WRITTEN PROBLEM
Which lines in the records below contain the word "subtitle"? Copy each of them.

PROVIDED MATERIAL
— BEGIN —
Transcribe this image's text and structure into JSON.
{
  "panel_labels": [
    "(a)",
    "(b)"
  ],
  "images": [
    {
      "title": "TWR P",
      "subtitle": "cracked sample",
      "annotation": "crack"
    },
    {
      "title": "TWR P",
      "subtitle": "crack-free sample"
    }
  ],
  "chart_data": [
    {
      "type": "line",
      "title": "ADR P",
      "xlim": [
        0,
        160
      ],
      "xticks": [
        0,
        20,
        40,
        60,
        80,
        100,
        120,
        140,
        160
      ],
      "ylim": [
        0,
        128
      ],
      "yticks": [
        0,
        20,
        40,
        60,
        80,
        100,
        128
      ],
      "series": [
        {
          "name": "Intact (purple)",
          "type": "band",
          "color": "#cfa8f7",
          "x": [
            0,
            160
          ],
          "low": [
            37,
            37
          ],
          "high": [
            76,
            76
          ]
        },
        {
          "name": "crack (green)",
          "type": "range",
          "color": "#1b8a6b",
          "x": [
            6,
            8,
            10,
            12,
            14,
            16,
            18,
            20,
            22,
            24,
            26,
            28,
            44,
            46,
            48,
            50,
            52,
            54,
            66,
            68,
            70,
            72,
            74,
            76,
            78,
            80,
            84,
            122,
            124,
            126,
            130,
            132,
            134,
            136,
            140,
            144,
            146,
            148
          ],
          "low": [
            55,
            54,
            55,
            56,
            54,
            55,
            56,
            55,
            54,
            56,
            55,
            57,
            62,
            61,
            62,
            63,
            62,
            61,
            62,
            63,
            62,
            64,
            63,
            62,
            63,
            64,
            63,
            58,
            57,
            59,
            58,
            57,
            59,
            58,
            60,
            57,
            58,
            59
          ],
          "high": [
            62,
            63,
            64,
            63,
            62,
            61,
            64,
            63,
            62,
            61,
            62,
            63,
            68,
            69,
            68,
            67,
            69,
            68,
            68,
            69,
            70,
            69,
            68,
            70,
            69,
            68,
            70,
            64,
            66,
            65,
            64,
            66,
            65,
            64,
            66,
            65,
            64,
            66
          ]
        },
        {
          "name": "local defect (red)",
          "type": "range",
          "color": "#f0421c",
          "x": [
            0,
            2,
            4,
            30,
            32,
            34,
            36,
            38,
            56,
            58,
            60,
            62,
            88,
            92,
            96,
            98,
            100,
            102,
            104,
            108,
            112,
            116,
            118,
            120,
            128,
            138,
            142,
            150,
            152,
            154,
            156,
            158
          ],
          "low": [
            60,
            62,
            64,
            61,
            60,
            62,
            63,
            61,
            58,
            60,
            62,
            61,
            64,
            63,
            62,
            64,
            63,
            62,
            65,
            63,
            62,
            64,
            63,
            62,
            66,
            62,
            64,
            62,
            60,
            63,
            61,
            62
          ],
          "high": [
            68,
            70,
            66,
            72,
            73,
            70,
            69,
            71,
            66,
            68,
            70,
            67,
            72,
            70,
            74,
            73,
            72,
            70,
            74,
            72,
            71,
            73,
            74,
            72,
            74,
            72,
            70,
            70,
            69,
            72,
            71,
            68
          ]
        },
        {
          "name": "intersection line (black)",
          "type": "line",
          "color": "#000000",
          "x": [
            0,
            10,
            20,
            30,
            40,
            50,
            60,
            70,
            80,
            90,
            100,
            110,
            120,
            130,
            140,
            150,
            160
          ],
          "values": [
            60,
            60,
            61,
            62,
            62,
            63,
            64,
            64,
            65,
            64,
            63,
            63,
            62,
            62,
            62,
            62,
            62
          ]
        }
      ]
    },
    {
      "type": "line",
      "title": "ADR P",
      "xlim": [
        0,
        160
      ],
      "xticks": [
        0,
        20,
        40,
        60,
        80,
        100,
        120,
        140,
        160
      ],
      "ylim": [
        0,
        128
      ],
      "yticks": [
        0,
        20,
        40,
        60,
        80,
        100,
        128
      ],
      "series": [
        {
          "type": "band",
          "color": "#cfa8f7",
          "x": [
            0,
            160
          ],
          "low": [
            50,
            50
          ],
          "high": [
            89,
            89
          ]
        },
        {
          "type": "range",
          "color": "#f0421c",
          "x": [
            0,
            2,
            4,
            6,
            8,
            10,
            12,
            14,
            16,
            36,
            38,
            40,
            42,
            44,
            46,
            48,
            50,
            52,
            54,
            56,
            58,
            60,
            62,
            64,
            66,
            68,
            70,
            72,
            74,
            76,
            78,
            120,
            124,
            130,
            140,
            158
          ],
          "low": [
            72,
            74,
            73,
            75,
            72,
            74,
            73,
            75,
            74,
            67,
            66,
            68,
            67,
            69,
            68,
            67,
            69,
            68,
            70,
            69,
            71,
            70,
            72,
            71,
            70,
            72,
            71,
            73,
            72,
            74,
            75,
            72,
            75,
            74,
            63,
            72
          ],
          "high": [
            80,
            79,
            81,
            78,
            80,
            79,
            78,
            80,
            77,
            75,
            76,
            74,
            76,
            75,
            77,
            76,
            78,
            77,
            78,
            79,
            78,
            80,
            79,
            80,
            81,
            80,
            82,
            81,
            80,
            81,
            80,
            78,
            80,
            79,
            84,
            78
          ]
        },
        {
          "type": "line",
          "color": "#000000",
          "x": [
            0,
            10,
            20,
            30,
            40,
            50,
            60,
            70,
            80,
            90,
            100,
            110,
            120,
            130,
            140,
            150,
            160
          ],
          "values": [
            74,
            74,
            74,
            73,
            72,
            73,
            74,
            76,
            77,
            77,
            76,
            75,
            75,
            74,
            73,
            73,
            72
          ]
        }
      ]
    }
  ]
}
— END —
RESULT OF THIS EXERCISE
      "subtitle": "cracked sample",
      "subtitle": "crack-free sample"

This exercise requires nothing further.